**INSTRUCTION:** Report the number of lines that include "true", with no additional text.

-- DATA SUPPLIED start --

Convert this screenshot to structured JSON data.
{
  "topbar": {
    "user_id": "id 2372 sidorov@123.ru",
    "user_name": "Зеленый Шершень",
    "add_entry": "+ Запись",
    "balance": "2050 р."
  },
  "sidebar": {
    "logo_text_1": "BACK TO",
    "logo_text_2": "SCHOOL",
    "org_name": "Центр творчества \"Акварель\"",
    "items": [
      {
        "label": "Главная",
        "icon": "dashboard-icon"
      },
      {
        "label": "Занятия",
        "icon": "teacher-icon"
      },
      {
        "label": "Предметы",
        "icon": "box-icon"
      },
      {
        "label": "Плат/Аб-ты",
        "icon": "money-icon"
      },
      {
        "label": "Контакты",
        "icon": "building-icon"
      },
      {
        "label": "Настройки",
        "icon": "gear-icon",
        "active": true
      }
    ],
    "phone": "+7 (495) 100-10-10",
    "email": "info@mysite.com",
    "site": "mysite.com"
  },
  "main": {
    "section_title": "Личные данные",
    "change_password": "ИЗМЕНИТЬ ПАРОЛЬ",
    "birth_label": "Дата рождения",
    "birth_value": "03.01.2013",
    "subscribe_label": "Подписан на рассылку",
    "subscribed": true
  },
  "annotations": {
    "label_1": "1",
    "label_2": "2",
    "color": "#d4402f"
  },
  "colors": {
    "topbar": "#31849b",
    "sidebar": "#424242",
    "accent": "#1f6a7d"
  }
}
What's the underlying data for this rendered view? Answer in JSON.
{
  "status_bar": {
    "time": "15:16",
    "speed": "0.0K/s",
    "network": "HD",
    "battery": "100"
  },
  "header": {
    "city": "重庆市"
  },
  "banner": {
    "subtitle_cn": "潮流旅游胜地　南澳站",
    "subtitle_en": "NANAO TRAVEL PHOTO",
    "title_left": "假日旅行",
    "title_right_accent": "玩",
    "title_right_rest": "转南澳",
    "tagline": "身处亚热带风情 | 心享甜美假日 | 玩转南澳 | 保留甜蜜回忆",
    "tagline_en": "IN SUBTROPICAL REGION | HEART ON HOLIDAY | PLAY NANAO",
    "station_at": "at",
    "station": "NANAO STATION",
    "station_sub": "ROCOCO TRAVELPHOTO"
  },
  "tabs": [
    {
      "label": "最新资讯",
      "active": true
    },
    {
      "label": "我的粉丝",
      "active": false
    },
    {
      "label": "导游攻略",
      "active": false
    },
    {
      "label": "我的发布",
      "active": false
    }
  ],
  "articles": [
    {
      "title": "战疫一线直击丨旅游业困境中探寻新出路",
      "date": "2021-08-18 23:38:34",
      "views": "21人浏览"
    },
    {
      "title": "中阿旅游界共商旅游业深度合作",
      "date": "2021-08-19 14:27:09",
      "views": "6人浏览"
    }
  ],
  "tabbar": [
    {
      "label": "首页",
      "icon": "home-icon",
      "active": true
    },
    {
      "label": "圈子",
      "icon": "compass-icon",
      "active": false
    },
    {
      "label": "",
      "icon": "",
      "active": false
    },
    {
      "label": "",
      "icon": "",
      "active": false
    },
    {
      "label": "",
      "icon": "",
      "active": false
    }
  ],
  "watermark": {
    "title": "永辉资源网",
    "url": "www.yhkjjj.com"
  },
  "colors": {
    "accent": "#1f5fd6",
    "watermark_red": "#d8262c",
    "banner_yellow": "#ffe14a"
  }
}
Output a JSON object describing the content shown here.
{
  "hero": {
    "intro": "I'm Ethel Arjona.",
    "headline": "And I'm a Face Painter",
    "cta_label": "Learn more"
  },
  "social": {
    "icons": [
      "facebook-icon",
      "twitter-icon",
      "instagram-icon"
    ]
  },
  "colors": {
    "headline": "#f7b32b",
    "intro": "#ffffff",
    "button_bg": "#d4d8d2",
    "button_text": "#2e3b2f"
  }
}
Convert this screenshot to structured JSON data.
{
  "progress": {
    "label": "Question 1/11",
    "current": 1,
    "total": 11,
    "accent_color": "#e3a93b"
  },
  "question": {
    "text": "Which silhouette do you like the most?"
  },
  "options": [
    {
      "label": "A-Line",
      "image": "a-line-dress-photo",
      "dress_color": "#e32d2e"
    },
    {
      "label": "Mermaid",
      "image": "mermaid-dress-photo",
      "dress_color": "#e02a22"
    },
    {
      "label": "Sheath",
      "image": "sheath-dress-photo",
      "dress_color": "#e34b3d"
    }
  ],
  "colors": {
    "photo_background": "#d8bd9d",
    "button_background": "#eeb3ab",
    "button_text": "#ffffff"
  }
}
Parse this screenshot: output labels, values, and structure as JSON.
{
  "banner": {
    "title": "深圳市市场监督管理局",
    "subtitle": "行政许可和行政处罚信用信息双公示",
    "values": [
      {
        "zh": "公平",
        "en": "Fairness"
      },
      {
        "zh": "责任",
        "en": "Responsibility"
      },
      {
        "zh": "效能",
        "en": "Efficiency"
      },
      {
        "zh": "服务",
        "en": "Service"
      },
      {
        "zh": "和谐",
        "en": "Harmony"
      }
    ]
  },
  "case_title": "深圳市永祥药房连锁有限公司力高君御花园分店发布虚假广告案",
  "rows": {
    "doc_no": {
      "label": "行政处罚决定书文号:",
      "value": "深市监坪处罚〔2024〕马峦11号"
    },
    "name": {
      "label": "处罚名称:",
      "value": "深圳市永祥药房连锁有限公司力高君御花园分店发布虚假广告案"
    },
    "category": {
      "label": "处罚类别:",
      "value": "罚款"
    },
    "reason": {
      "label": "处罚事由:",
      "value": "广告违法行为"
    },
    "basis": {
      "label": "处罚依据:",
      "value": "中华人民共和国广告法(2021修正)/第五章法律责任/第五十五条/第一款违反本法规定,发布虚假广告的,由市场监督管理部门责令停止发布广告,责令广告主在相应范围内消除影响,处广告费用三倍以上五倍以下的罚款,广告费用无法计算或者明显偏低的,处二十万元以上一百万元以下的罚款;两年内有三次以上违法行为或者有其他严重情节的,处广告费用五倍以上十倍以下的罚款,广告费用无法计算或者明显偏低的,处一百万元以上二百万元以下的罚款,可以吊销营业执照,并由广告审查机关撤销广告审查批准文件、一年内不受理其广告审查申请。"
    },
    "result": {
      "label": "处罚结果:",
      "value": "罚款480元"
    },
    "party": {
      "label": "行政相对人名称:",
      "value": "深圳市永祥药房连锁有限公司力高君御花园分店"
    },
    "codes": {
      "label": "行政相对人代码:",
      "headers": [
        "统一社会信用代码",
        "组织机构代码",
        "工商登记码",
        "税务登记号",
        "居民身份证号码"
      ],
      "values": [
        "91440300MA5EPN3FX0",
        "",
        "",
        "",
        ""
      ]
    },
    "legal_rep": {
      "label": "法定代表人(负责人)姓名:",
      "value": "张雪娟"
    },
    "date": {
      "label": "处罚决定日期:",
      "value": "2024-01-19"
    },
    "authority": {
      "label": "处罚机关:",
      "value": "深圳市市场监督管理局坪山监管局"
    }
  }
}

-- DATA SUPPLIED end --

**ANSWER FOR THIS EXERCISE:** 4